◆ **Figure data in JSON**
--

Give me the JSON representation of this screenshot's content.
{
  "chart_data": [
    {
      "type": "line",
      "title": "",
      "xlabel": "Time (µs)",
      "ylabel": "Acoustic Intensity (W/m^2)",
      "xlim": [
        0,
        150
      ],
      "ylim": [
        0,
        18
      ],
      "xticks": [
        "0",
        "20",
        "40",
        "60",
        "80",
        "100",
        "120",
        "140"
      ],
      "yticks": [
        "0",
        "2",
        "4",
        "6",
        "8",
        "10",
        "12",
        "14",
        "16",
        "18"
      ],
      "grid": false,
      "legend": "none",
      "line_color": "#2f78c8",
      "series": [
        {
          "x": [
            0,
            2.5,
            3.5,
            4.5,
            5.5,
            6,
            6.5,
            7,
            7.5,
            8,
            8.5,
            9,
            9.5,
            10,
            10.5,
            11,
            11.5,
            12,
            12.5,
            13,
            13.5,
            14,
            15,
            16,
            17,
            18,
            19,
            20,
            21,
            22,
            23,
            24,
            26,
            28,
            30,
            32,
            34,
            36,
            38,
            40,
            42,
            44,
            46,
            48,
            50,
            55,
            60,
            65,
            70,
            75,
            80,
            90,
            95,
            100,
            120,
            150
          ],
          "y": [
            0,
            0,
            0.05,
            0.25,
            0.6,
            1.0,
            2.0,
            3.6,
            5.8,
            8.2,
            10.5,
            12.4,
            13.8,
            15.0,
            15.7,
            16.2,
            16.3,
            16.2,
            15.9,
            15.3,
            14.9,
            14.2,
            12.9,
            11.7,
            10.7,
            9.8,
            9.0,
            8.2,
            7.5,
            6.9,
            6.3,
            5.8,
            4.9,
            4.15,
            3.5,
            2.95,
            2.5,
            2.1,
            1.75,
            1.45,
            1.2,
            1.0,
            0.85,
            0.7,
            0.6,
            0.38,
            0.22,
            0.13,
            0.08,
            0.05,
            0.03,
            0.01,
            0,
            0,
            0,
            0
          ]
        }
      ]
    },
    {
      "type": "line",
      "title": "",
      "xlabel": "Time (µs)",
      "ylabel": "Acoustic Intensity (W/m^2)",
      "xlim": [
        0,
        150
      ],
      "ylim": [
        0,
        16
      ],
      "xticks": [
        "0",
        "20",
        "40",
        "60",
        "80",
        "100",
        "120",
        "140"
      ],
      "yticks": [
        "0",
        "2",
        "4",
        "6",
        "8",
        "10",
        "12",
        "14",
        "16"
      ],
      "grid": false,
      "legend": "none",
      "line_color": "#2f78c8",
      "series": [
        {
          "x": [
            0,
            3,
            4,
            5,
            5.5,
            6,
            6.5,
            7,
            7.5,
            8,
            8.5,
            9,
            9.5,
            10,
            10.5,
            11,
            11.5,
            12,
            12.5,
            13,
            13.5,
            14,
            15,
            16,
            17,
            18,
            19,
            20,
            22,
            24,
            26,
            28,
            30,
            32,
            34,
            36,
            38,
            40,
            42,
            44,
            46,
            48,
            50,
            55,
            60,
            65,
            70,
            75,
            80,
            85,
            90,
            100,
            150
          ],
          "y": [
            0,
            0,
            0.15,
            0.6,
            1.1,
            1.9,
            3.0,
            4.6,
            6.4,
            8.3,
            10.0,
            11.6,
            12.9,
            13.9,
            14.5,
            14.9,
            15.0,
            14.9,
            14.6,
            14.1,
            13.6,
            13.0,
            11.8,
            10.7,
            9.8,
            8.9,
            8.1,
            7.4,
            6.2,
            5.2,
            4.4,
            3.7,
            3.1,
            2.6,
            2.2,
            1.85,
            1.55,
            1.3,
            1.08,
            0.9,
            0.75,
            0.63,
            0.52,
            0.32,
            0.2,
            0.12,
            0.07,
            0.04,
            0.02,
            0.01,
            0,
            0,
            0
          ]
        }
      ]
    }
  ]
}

--

◆ **TASK DESCRIPTION**
Output every entry shown above, exactly.

◆ **EXERCISE OUTPUT**
Give me the JSON representation of this screenshot's content.
{
  "chart_data": [
    {
      "type": "line",
      "title": "",
      "xlabel": "Time (µs)",
      "ylabel": "Acoustic Intensity (W/m^2)",
      "xlim": [
        0,
        150
      ],
      "ylim": [
        0,
        18
      ],
      "xticks": [
        "0",
        "20",
        "40",
        "60",
        "80",
        "100",
        "120",
        "140"
      ],
      "yticks": [
        "0",
        "2",
        "4",
        "6",
        "8",
        "10",
        "12",
        "14",
        "16",
        "18"
      ],
      "grid": false,
      "legend": "none",
      "line_color": "#2f78c8",
      "series": [
        {
          "x": [
            0,
            2.5,
            3.5,
            4.5,
            5.5,
            6,
            6.5,
            7,
            7.5,
            8,
            8.5,
            9,
            9.5,
            10,
            10.5,
            11,
            11.5,
            12,
            12.5,
            13,
            13.5,
            14,
            15,
            16,
            17,
            18,
            19,
            20,
            21,
            22,
            23,
            24,
            26,
            28,
            30,
            32,
            34,
            36,
            38,
            40,
            42,
            44,
            46,
            48,
            50,
            55,
            60,
            65,
            70,
            75,
            80,
            90,
            95,
            100,
            120,
            150
          ],
          "y": [
            0,
            0,
            0.05,
            0.25,
            0.6,
            1.0,
            2.0,
            3.6,
            5.8,
            8.2,
            10.5,
            12.4,
            13.8,
            15.0,
            15.7,
            16.2,
            16.3,
            16.2,
            15.9,
            15.3,
            14.9,
            14.2,
            12.9,
            11.7,
            10.7,
            9.8,
            9.0,
            8.2,
            7.5,
            6.9,
            6.3,
            5.8,
            4.9,
            4.15,
            3.5,
            2.95,
            2.5,
            2.1,
            1.75,
            1.45,
            1.2,
            1.0,
            0.85,
            0.7,
            0.6,
            0.38,
            0.22,
            0.13,
            0.08,
            0.05,
            0.03,
            0.01,
            0,
            0,
            0,
            0
          ]
        }
      ]
    },
    {
      "type": "line",
      "title": "",
      "xlabel": "Time (µs)",
      "ylabel": "Acoustic Intensity (W/m^2)",
      "xlim": [
        0,
        150
      ],
      "ylim": [
        0,
        16
      ],
      "xticks": [
        "0",
        "20",
        "40",
        "60",
        "80",
        "100",
        "120",
        "140"
      ],
      "yticks": [
        "0",
        "2",
        "4",
        "6",
        "8",
        "10",
        "12",
        "14",
        "16"
      ],
      "grid": false,
      "legend": "none",
      "line_color": "#2f78c8",
      "series": [
        {
          "x": [
            0,
            3,
            4,
            5,
            5.5,
            6,
            6.5,
            7,
            7.5,
            8,
            8.5,
            9,
            9.5,
            10,
            10.5,
            11,
            11.5,
            12,
            12.5,
            13,
            13.5,
            14,
            15,
            16,
            17,
            18,
            19,
            20,
            22,
            24,
            26,
            28,
            30,
            32,
            34,
            36,
            38,
            40,
            42,
            44,
            46,
            48,
            50,
            55,
            60,
            65,
            70,
            75,
            80,
            85,
            90,
            100,
            150
          ],
          "y": [
            0,
            0,
            0.15,
            0.6,
            1.1,
            1.9,
            3.0,
            4.6,
            6.4,
            8.3,
            10.0,
            11.6,
            12.9,
            13.9,
            14.5,
            14.9,
            15.0,
            14.9,
            14.6,
            14.1,
            13.6,
            13.0,
            11.8,
            10.7,
            9.8,
            8.9,
            8.1,
            7.4,
            6.2,
            5.2,
            4.4,
            3.7,
            3.1,
            2.6,
            2.2,
            1.85,
            1.55,
            1.3,
            1.08,
            0.9,
            0.75,
            0.63,
            0.52,
            0.32,
            0.2,
            0.12,
            0.07,
            0.04,
            0.02,
            0.01,
            0,
            0,
            0
          ]
        }
      ]
    }
  ]
}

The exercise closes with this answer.